Directive: Copy out the lines that include the word "title".

Stored data:
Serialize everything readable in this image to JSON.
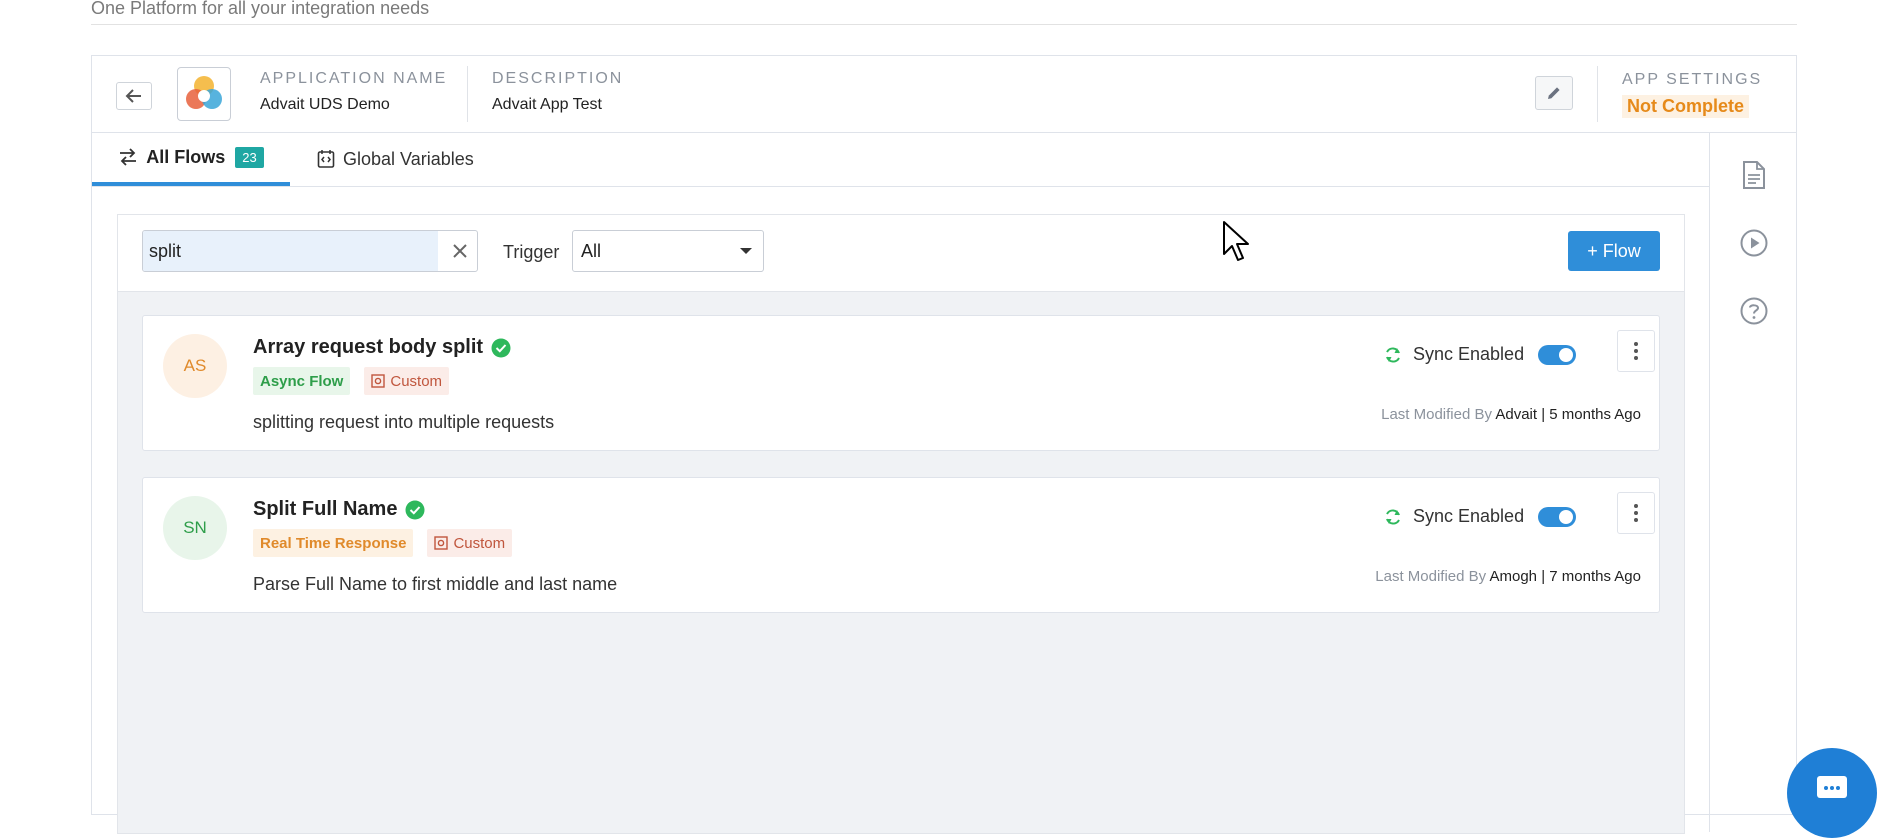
{
  "tagline": "One Platform for all your integration needs",
  "app": {
    "name_label": "APPLICATION NAME",
    "name": "Advait UDS Demo",
    "description_label": "DESCRIPTION",
    "description": "Advait App Test",
    "settings_label": "APP SETTINGS",
    "settings_status": "Not Complete"
  },
  "tabs": {
    "all_flows": "All Flows",
    "all_flows_count": "23",
    "global_variables": "Global Variables"
  },
  "filters": {
    "search_value": "split",
    "trigger_label": "Trigger",
    "trigger_value": "All",
    "add_flow_label": "+ Flow"
  },
  "flows": [
    {
      "initials": "AS",
      "title": "Array request body split",
      "type_chip": "Async Flow",
      "category_chip": "Custom",
      "description": "splitting request into multiple requests",
      "sync_label": "Sync Enabled",
      "modified_prefix": "Last Modified By",
      "modified_detail": "Advait | 5 months Ago"
    },
    {
      "initials": "SN",
      "title": "Split Full Name",
      "type_chip": "Real Time Response",
      "category_chip": "Custom",
      "description": "Parse Full Name to first middle and last name",
      "sync_label": "Sync Enabled",
      "modified_prefix": "Last Modified By",
      "modified_detail": "Amogh | 7 months Ago"
    }
  ],
  "colors": {
    "accent": "#2f8ed9",
    "badge_teal": "#1fa7a3",
    "status_orange": "#e68a1a",
    "success_green": "#2e9e4a"
  },
  "icons": {
    "back": "arrow-left-icon",
    "logo": "app-logo-icon",
    "edit": "pencil-icon",
    "flows": "swap-arrows-icon",
    "variables": "code-variable-icon",
    "clear": "close-icon",
    "dropdown": "caret-down-icon",
    "verified": "check-circle-icon",
    "sync": "sync-icon",
    "more": "kebab-menu-icon",
    "rail": [
      "document-icon",
      "play-circle-icon",
      "help-circle-icon"
    ],
    "chat": "chat-icon"
  }
}
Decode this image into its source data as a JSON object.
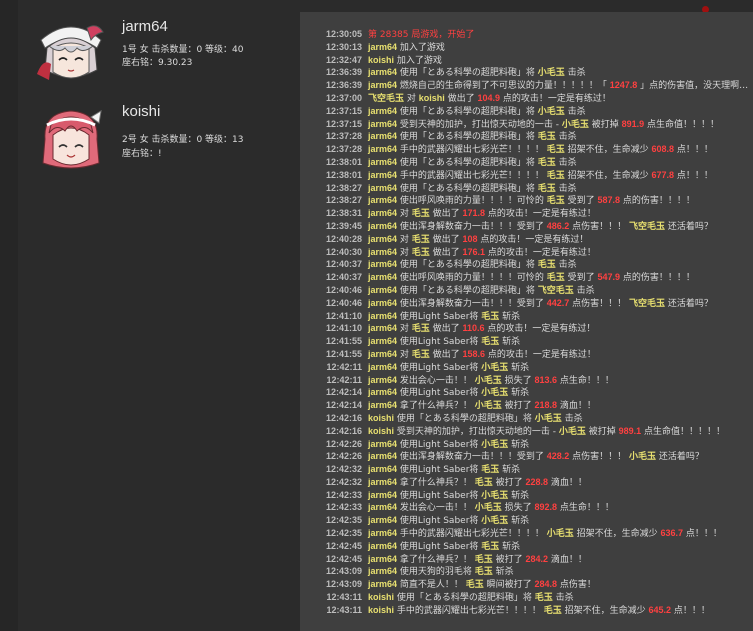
{
  "colors": {
    "background": "#2b2b2b",
    "log_background": "#3f3f3f",
    "timestamp": "#bdbdbd",
    "text": "#dadada",
    "name": "#e8e070",
    "number": "#ff4040"
  },
  "players": [
    {
      "name": "jarm64",
      "stats": "1号 女 击杀数量：0 等级：40",
      "motto": "座右铭：9.30.23",
      "avatar_icon": "silver-hair-girl-avatar"
    },
    {
      "name": "koishi",
      "stats": "2号 女 击杀数量：0 等级：13",
      "motto": "座右铭：!",
      "avatar_icon": "pink-hair-girl-avatar"
    }
  ],
  "log": [
    [
      [
        "12:30:05"
      ],
      [
        "t",
        "第 28385 局游戏，开始了"
      ]
    ],
    [
      [
        "12:30:13"
      ],
      [
        "n",
        "jarm64"
      ],
      [
        "t",
        " 加入了游戏"
      ]
    ],
    [
      [
        "12:32:47"
      ],
      [
        "n",
        "koishi"
      ],
      [
        "t",
        " 加入了游戏"
      ]
    ],
    [
      [
        "12:36:39"
      ],
      [
        "n",
        "jarm64"
      ],
      [
        "t",
        " 使用「とある科學の超肥料砲」将 "
      ],
      [
        "n",
        "小毛玉"
      ],
      [
        "t",
        " 击杀"
      ]
    ],
    [
      [
        "12:36:39"
      ],
      [
        "n",
        "jarm64"
      ],
      [
        "t",
        " 燃烧自己的生命得到了不可思议的力量！！！！！「 "
      ],
      [
        "d",
        "1247.8"
      ],
      [
        "t",
        " 」点的伤害值，没天理啊…"
      ]
    ],
    [
      [
        "12:37:00"
      ],
      [
        "n",
        "飞空毛玉"
      ],
      [
        "t",
        " 对 "
      ],
      [
        "n",
        "koishi"
      ],
      [
        "t",
        " 做出了 "
      ],
      [
        "d",
        "104.9"
      ],
      [
        "t",
        " 点的攻击！一定是有练过！"
      ]
    ],
    [
      [
        "12:37:15"
      ],
      [
        "n",
        "jarm64"
      ],
      [
        "t",
        " 使用「とある科學の超肥料砲」将 "
      ],
      [
        "n",
        "小毛玉"
      ],
      [
        "t",
        " 击杀"
      ]
    ],
    [
      [
        "12:37:15"
      ],
      [
        "n",
        "jarm64"
      ],
      [
        "t",
        " 受到天神的加护，打出惊天动地的一击 - "
      ],
      [
        "n",
        "小毛玉"
      ],
      [
        "t",
        " 被打掉 "
      ],
      [
        "d",
        "891.9"
      ],
      [
        "t",
        " 点生命值！！！！"
      ]
    ],
    [
      [
        "12:37:28"
      ],
      [
        "n",
        "jarm64"
      ],
      [
        "t",
        " 使用「とある科學の超肥料砲」将 "
      ],
      [
        "n",
        "毛玉"
      ],
      [
        "t",
        " 击杀"
      ]
    ],
    [
      [
        "12:37:28"
      ],
      [
        "n",
        "jarm64"
      ],
      [
        "t",
        " 手中的武器闪耀出七彩光芒！！！！ "
      ],
      [
        "n",
        "毛玉"
      ],
      [
        "t",
        " 招架不住，生命减少 "
      ],
      [
        "d",
        "608.8"
      ],
      [
        "t",
        " 点！！！"
      ]
    ],
    [
      [
        "12:38:01"
      ],
      [
        "n",
        "jarm64"
      ],
      [
        "t",
        " 使用「とある科學の超肥料砲」将 "
      ],
      [
        "n",
        "毛玉"
      ],
      [
        "t",
        " 击杀"
      ]
    ],
    [
      [
        "12:38:01"
      ],
      [
        "n",
        "jarm64"
      ],
      [
        "t",
        " 手中的武器闪耀出七彩光芒！！！！ "
      ],
      [
        "n",
        "毛玉"
      ],
      [
        "t",
        " 招架不住，生命减少 "
      ],
      [
        "d",
        "677.8"
      ],
      [
        "t",
        " 点！！！"
      ]
    ],
    [
      [
        "12:38:27"
      ],
      [
        "n",
        "jarm64"
      ],
      [
        "t",
        " 使用「とある科學の超肥料砲」将 "
      ],
      [
        "n",
        "毛玉"
      ],
      [
        "t",
        " 击杀"
      ]
    ],
    [
      [
        "12:38:27"
      ],
      [
        "n",
        "jarm64"
      ],
      [
        "t",
        " 使出呼风唤雨的力量！！！！可怜的 "
      ],
      [
        "n",
        "毛玉"
      ],
      [
        "t",
        " 受到了 "
      ],
      [
        "d",
        "587.8"
      ],
      [
        "t",
        " 点的伤害！！！！"
      ]
    ],
    [
      [
        "12:38:31"
      ],
      [
        "n",
        "jarm64"
      ],
      [
        "t",
        " 对 "
      ],
      [
        "n",
        "毛玉"
      ],
      [
        "t",
        " 做出了 "
      ],
      [
        "d",
        "171.8"
      ],
      [
        "t",
        " 点的攻击！一定是有练过！"
      ]
    ],
    [
      [
        "12:39:45"
      ],
      [
        "n",
        "jarm64"
      ],
      [
        "t",
        " 使出浑身解数奋力一击！！！受到了 "
      ],
      [
        "d",
        "486.2"
      ],
      [
        "t",
        " 点伤害！！！ "
      ],
      [
        "n",
        "飞空毛玉"
      ],
      [
        "t",
        " 还活着吗？"
      ]
    ],
    [
      [
        "12:40:28"
      ],
      [
        "n",
        "jarm64"
      ],
      [
        "t",
        " 对 "
      ],
      [
        "n",
        "毛玉"
      ],
      [
        "t",
        " 做出了 "
      ],
      [
        "d",
        "108"
      ],
      [
        "t",
        " 点的攻击！一定是有练过！"
      ]
    ],
    [
      [
        "12:40:30"
      ],
      [
        "n",
        "jarm64"
      ],
      [
        "t",
        " 对 "
      ],
      [
        "n",
        "毛玉"
      ],
      [
        "t",
        " 做出了 "
      ],
      [
        "d",
        "176.1"
      ],
      [
        "t",
        " 点的攻击！一定是有练过！"
      ]
    ],
    [
      [
        "12:40:37"
      ],
      [
        "n",
        "jarm64"
      ],
      [
        "t",
        " 使用「とある科學の超肥料砲」将 "
      ],
      [
        "n",
        "毛玉"
      ],
      [
        "t",
        " 击杀"
      ]
    ],
    [
      [
        "12:40:37"
      ],
      [
        "n",
        "jarm64"
      ],
      [
        "t",
        " 使出呼风唤雨的力量！！！！可怜的 "
      ],
      [
        "n",
        "毛玉"
      ],
      [
        "t",
        " 受到了 "
      ],
      [
        "d",
        "547.9"
      ],
      [
        "t",
        " 点的伤害！！！！"
      ]
    ],
    [
      [
        "12:40:46"
      ],
      [
        "n",
        "jarm64"
      ],
      [
        "t",
        " 使用「とある科學の超肥料砲」将 "
      ],
      [
        "n",
        "飞空毛玉"
      ],
      [
        "t",
        " 击杀"
      ]
    ],
    [
      [
        "12:40:46"
      ],
      [
        "n",
        "jarm64"
      ],
      [
        "t",
        " 使出浑身解数奋力一击！！！受到了 "
      ],
      [
        "d",
        "442.7"
      ],
      [
        "t",
        " 点伤害！！！ "
      ],
      [
        "n",
        "飞空毛玉"
      ],
      [
        "t",
        " 还活着吗？"
      ]
    ],
    [
      [
        "12:41:10"
      ],
      [
        "n",
        "jarm64"
      ],
      [
        "t",
        " 使用Light Saber将 "
      ],
      [
        "n",
        "毛玉"
      ],
      [
        "t",
        " 斩杀"
      ]
    ],
    [
      [
        "12:41:10"
      ],
      [
        "n",
        "jarm64"
      ],
      [
        "t",
        " 对 "
      ],
      [
        "n",
        "毛玉"
      ],
      [
        "t",
        " 做出了 "
      ],
      [
        "d",
        "110.6"
      ],
      [
        "t",
        " 点的攻击！一定是有练过！"
      ]
    ],
    [
      [
        "12:41:55"
      ],
      [
        "n",
        "jarm64"
      ],
      [
        "t",
        " 使用Light Saber将 "
      ],
      [
        "n",
        "毛玉"
      ],
      [
        "t",
        " 斩杀"
      ]
    ],
    [
      [
        "12:41:55"
      ],
      [
        "n",
        "jarm64"
      ],
      [
        "t",
        " 对 "
      ],
      [
        "n",
        "毛玉"
      ],
      [
        "t",
        " 做出了 "
      ],
      [
        "d",
        "158.6"
      ],
      [
        "t",
        " 点的攻击！一定是有练过！"
      ]
    ],
    [
      [
        "12:42:11"
      ],
      [
        "n",
        "jarm64"
      ],
      [
        "t",
        " 使用Light Saber将 "
      ],
      [
        "n",
        "小毛玉"
      ],
      [
        "t",
        " 斩杀"
      ]
    ],
    [
      [
        "12:42:11"
      ],
      [
        "n",
        "jarm64"
      ],
      [
        "t",
        " 发出会心一击！！ "
      ],
      [
        "n",
        "小毛玉"
      ],
      [
        "t",
        " 损失了 "
      ],
      [
        "d",
        "813.6"
      ],
      [
        "t",
        " 点生命！！！"
      ]
    ],
    [
      [
        "12:42:14"
      ],
      [
        "n",
        "jarm64"
      ],
      [
        "t",
        " 使用Light Saber将 "
      ],
      [
        "n",
        "小毛玉"
      ],
      [
        "t",
        " 斩杀"
      ]
    ],
    [
      [
        "12:42:14"
      ],
      [
        "n",
        "jarm64"
      ],
      [
        "t",
        " 拿了什么神兵？！ "
      ],
      [
        "n",
        "小毛玉"
      ],
      [
        "t",
        " 被打了 "
      ],
      [
        "d",
        "218.8"
      ],
      [
        "t",
        " 滴血！！"
      ]
    ],
    [
      [
        "12:42:16"
      ],
      [
        "n",
        "koishi"
      ],
      [
        "t",
        " 使用「とある科學の超肥料砲」将 "
      ],
      [
        "n",
        "小毛玉"
      ],
      [
        "t",
        " 击杀"
      ]
    ],
    [
      [
        "12:42:16"
      ],
      [
        "n",
        "koishi"
      ],
      [
        "t",
        " 受到天神的加护，打出惊天动地的一击 - "
      ],
      [
        "n",
        "小毛玉"
      ],
      [
        "t",
        " 被打掉 "
      ],
      [
        "d",
        "989.1"
      ],
      [
        "t",
        " 点生命值！！！！！"
      ]
    ],
    [
      [
        "12:42:26"
      ],
      [
        "n",
        "jarm64"
      ],
      [
        "t",
        " 使用Light Saber将 "
      ],
      [
        "n",
        "小毛玉"
      ],
      [
        "t",
        " 斩杀"
      ]
    ],
    [
      [
        "12:42:26"
      ],
      [
        "n",
        "jarm64"
      ],
      [
        "t",
        " 使出浑身解数奋力一击！！！受到了 "
      ],
      [
        "d",
        "428.2"
      ],
      [
        "t",
        " 点伤害！！！ "
      ],
      [
        "n",
        "小毛玉"
      ],
      [
        "t",
        " 还活着吗？"
      ]
    ],
    [
      [
        "12:42:32"
      ],
      [
        "n",
        "jarm64"
      ],
      [
        "t",
        " 使用Light Saber将 "
      ],
      [
        "n",
        "毛玉"
      ],
      [
        "t",
        " 斩杀"
      ]
    ],
    [
      [
        "12:42:32"
      ],
      [
        "n",
        "jarm64"
      ],
      [
        "t",
        " 拿了什么神兵？！ "
      ],
      [
        "n",
        "毛玉"
      ],
      [
        "t",
        " 被打了 "
      ],
      [
        "d",
        "228.8"
      ],
      [
        "t",
        " 滴血！！"
      ]
    ],
    [
      [
        "12:42:33"
      ],
      [
        "n",
        "jarm64"
      ],
      [
        "t",
        " 使用Light Saber将 "
      ],
      [
        "n",
        "小毛玉"
      ],
      [
        "t",
        " 斩杀"
      ]
    ],
    [
      [
        "12:42:33"
      ],
      [
        "n",
        "jarm64"
      ],
      [
        "t",
        " 发出会心一击！！ "
      ],
      [
        "n",
        "小毛玉"
      ],
      [
        "t",
        " 损失了 "
      ],
      [
        "d",
        "892.8"
      ],
      [
        "t",
        " 点生命！！！"
      ]
    ],
    [
      [
        "12:42:35"
      ],
      [
        "n",
        "jarm64"
      ],
      [
        "t",
        " 使用Light Saber将 "
      ],
      [
        "n",
        "小毛玉"
      ],
      [
        "t",
        " 斩杀"
      ]
    ],
    [
      [
        "12:42:35"
      ],
      [
        "n",
        "jarm64"
      ],
      [
        "t",
        " 手中的武器闪耀出七彩光芒！！！！ "
      ],
      [
        "n",
        "小毛玉"
      ],
      [
        "t",
        " 招架不住，生命减少 "
      ],
      [
        "d",
        "636.7"
      ],
      [
        "t",
        " 点！！！"
      ]
    ],
    [
      [
        "12:42:45"
      ],
      [
        "n",
        "jarm64"
      ],
      [
        "t",
        " 使用Light Saber将 "
      ],
      [
        "n",
        "毛玉"
      ],
      [
        "t",
        " 斩杀"
      ]
    ],
    [
      [
        "12:42:45"
      ],
      [
        "n",
        "jarm64"
      ],
      [
        "t",
        " 拿了什么神兵？！ "
      ],
      [
        "n",
        "毛玉"
      ],
      [
        "t",
        " 被打了 "
      ],
      [
        "d",
        "284.2"
      ],
      [
        "t",
        " 滴血！！"
      ]
    ],
    [
      [
        "12:43:09"
      ],
      [
        "n",
        "jarm64"
      ],
      [
        "t",
        " 使用天狗的羽毛将 "
      ],
      [
        "n",
        "毛玉"
      ],
      [
        "t",
        " 斩杀"
      ]
    ],
    [
      [
        "12:43:09"
      ],
      [
        "n",
        "jarm64"
      ],
      [
        "t",
        " 简直不是人！！ "
      ],
      [
        "n",
        "毛玉"
      ],
      [
        "t",
        " 瞬间被打了 "
      ],
      [
        "d",
        "284.8"
      ],
      [
        "t",
        " 点伤害！"
      ]
    ],
    [
      [
        "12:43:11"
      ],
      [
        "n",
        "koishi"
      ],
      [
        "t",
        " 使用「とある科學の超肥料砲」将 "
      ],
      [
        "n",
        "毛玉"
      ],
      [
        "t",
        " 击杀"
      ]
    ],
    [
      [
        "12:43:11"
      ],
      [
        "n",
        "koishi"
      ],
      [
        "t",
        " 手中的武器闪耀出七彩光芒！！！！ "
      ],
      [
        "n",
        "毛玉"
      ],
      [
        "t",
        " 招架不住，生命减少 "
      ],
      [
        "d",
        "645.2"
      ],
      [
        "t",
        " 点！！！"
      ]
    ]
  ]
}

Exercise response:
      "title": "Array request body split",
      "title": "Split Full Name",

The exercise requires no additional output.